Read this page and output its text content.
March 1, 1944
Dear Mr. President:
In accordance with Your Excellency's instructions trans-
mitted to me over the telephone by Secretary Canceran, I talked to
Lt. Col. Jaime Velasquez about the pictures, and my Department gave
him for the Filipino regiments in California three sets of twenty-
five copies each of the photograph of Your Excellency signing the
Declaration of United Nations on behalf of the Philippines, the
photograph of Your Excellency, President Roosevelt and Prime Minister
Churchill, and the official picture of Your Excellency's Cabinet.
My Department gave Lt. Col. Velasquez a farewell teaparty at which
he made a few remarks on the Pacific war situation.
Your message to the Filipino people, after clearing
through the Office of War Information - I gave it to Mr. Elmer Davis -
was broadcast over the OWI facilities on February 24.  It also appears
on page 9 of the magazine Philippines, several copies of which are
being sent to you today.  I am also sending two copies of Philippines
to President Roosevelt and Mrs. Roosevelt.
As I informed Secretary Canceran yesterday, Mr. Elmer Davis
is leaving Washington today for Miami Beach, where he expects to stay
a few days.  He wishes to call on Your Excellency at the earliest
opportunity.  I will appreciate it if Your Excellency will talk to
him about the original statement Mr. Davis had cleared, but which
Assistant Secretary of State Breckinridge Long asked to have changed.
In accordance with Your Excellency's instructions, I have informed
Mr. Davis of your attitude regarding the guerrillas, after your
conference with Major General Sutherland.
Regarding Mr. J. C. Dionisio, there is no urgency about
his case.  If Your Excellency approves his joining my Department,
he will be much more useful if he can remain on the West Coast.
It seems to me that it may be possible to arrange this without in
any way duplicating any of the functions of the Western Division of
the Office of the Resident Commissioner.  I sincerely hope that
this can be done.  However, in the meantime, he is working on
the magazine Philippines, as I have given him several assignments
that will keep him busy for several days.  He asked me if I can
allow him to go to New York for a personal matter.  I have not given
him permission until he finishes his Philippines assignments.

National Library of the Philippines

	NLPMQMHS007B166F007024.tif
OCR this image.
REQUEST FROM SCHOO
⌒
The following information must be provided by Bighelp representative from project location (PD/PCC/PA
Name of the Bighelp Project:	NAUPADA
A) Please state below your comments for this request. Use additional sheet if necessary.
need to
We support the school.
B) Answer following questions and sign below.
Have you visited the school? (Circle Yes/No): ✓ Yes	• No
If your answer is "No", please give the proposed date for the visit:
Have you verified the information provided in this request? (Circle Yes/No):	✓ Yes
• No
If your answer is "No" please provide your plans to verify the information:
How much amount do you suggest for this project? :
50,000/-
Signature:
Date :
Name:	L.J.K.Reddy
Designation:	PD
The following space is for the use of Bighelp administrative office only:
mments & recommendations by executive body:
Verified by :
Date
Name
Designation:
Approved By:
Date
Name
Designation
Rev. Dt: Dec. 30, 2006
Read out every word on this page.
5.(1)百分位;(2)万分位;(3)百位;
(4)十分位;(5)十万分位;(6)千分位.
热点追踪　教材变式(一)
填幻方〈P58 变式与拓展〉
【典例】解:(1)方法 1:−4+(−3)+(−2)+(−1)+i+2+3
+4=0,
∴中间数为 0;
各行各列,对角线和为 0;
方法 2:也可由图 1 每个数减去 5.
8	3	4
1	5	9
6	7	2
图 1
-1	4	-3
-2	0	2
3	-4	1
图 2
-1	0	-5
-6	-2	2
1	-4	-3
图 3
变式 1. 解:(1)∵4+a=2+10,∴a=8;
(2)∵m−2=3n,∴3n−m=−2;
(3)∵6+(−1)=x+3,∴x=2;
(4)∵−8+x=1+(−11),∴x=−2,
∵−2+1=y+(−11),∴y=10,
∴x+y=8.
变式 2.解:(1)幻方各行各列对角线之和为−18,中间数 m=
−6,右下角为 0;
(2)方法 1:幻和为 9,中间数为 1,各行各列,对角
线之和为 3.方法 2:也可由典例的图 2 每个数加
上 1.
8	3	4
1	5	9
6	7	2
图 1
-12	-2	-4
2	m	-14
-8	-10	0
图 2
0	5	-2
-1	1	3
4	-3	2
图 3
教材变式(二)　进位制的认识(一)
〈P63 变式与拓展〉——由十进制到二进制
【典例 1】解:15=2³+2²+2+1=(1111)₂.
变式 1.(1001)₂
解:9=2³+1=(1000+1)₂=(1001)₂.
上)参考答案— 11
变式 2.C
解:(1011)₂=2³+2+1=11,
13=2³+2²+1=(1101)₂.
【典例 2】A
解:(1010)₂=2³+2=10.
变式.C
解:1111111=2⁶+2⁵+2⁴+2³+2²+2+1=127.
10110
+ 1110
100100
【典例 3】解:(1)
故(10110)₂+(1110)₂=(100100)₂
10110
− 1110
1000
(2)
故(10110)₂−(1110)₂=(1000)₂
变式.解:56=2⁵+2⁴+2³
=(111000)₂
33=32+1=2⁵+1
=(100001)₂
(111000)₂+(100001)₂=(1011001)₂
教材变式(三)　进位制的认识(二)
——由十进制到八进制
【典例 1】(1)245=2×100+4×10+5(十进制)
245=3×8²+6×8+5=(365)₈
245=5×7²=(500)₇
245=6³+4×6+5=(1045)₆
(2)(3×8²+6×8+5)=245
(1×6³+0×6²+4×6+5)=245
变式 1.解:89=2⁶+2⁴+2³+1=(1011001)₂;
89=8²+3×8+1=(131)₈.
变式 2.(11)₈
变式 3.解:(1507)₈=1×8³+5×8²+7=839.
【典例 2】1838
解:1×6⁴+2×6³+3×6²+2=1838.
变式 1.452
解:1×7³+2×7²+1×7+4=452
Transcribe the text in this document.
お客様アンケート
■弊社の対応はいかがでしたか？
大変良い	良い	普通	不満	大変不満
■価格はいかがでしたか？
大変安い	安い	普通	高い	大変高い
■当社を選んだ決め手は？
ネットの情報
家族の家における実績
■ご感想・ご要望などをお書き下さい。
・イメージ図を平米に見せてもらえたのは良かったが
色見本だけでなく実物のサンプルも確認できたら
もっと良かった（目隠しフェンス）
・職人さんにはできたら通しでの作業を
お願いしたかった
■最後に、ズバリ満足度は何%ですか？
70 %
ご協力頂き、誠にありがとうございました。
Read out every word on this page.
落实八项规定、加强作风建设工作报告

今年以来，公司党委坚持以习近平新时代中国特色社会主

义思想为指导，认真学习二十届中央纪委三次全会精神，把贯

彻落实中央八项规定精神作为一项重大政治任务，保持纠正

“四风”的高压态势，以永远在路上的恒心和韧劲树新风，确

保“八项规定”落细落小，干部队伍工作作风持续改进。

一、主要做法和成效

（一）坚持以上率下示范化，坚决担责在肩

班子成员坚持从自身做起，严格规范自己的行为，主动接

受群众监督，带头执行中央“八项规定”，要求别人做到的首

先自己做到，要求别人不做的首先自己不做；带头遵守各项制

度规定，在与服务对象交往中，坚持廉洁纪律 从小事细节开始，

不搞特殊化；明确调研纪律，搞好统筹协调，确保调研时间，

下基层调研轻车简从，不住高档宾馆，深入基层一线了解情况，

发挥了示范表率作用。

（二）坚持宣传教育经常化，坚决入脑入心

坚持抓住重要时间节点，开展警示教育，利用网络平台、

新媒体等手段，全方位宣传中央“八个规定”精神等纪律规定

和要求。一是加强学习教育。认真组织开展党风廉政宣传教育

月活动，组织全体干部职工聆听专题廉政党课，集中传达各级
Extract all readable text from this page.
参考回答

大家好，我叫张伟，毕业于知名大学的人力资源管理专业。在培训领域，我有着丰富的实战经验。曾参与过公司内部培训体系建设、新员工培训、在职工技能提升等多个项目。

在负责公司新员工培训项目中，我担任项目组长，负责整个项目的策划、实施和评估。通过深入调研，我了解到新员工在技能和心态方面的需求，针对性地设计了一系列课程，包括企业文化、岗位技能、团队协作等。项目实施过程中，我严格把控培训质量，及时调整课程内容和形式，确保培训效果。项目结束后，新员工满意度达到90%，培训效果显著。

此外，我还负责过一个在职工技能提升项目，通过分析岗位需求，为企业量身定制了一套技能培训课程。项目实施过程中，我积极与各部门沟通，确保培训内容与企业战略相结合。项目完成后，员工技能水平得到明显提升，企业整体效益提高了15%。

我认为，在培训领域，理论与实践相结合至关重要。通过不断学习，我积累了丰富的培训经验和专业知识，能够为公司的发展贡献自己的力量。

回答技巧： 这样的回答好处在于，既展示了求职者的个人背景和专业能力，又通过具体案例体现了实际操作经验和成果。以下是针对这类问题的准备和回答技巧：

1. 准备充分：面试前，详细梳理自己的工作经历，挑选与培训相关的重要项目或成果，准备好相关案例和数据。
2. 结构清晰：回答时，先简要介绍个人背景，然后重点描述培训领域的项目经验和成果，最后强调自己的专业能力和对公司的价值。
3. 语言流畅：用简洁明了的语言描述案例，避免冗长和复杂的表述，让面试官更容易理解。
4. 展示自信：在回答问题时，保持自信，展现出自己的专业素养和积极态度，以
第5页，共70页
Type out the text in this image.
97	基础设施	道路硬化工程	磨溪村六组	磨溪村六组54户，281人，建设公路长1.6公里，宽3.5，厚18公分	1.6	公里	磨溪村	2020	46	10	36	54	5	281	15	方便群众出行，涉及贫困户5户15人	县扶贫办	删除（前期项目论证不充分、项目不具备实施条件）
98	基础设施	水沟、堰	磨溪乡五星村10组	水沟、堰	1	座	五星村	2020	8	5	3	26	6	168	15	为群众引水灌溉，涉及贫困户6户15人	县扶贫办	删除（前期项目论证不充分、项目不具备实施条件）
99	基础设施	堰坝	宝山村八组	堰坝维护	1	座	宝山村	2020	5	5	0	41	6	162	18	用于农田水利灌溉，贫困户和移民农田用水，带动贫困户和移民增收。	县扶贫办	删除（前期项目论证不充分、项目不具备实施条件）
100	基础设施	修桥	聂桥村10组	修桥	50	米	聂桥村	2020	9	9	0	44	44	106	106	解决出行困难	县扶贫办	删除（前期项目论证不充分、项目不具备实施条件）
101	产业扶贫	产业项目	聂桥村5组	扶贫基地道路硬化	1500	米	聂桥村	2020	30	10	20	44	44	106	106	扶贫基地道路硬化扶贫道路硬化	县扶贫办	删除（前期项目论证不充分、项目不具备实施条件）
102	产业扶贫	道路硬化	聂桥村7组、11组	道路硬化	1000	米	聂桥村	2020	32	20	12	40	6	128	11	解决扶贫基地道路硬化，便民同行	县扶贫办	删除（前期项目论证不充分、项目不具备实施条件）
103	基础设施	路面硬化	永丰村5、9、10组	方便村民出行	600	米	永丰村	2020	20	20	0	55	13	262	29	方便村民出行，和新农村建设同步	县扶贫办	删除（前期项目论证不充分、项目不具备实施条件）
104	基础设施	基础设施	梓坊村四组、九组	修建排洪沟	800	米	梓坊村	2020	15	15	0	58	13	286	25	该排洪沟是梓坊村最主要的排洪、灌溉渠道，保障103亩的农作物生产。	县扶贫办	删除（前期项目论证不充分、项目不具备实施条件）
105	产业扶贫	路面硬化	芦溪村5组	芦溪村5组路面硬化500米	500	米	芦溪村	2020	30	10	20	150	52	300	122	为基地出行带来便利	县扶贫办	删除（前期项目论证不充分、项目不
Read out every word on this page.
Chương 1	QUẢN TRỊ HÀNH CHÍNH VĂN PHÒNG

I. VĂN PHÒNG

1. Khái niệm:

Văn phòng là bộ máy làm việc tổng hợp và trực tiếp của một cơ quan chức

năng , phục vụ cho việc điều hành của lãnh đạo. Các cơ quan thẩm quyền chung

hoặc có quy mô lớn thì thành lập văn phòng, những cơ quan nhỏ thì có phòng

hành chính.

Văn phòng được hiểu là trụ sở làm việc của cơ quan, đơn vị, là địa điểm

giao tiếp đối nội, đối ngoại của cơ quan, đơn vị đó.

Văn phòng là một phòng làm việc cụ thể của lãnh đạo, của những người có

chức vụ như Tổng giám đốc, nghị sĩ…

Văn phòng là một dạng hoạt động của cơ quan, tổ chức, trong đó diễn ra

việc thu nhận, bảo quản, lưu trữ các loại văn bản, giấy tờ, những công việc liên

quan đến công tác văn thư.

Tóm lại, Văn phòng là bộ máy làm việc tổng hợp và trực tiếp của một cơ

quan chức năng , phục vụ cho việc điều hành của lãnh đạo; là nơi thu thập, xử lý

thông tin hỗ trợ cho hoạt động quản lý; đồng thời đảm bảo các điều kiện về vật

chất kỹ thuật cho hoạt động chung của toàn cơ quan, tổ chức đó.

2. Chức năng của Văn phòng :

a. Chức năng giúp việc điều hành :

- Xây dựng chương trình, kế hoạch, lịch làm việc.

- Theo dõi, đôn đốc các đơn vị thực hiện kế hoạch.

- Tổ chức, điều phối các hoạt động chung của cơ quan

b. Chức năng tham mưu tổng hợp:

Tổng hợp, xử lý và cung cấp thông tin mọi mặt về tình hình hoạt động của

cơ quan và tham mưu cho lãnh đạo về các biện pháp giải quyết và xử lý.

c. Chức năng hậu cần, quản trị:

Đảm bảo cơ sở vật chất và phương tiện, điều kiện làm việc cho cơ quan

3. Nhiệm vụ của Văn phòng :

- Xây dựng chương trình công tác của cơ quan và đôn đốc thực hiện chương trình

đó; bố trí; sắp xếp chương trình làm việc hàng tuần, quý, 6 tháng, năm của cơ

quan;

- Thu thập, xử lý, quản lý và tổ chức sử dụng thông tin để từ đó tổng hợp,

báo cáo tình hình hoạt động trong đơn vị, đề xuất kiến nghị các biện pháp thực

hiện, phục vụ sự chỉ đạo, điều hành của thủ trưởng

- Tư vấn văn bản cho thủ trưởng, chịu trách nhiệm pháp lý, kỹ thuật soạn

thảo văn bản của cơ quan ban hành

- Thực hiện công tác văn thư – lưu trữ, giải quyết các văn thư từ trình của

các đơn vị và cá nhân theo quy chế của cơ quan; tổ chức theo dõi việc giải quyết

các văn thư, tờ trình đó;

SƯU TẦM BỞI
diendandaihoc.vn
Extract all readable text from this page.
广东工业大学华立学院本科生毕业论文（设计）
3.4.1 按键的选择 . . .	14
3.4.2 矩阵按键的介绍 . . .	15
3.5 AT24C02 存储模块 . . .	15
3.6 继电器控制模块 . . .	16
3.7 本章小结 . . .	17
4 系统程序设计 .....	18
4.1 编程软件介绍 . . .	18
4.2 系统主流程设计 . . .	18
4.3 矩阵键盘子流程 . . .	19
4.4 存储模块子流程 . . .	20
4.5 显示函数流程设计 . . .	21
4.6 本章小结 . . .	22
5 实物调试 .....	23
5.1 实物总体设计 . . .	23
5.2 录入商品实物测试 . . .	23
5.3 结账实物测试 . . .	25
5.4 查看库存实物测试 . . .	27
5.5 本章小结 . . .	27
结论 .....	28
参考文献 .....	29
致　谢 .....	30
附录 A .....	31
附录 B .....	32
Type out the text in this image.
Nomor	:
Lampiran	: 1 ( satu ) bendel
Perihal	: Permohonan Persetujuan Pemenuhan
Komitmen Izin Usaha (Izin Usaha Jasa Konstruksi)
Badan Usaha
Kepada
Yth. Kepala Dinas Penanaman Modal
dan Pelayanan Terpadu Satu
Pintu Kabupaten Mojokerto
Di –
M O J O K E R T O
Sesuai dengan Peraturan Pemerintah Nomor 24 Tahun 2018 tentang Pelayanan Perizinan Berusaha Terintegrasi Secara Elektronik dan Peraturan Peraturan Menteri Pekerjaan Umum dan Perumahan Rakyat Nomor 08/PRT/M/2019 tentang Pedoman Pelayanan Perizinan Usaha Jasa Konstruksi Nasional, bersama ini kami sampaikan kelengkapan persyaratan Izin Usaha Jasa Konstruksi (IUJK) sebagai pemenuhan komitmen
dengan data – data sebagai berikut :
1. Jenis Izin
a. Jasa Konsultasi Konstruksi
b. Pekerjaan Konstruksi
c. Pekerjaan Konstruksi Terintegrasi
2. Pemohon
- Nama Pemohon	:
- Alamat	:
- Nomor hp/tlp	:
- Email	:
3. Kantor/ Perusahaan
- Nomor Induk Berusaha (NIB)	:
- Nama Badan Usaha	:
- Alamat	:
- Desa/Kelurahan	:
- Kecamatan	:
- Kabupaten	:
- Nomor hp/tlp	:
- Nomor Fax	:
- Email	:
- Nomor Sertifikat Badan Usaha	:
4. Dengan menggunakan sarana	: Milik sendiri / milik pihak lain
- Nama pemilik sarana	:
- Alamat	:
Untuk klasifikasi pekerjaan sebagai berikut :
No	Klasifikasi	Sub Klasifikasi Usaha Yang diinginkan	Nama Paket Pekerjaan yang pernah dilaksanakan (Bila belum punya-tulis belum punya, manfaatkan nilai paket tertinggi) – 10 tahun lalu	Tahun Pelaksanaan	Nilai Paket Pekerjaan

## The request:
Report how many lines include the word "will". Give nothing but the number.

## Answer to this exercise:
3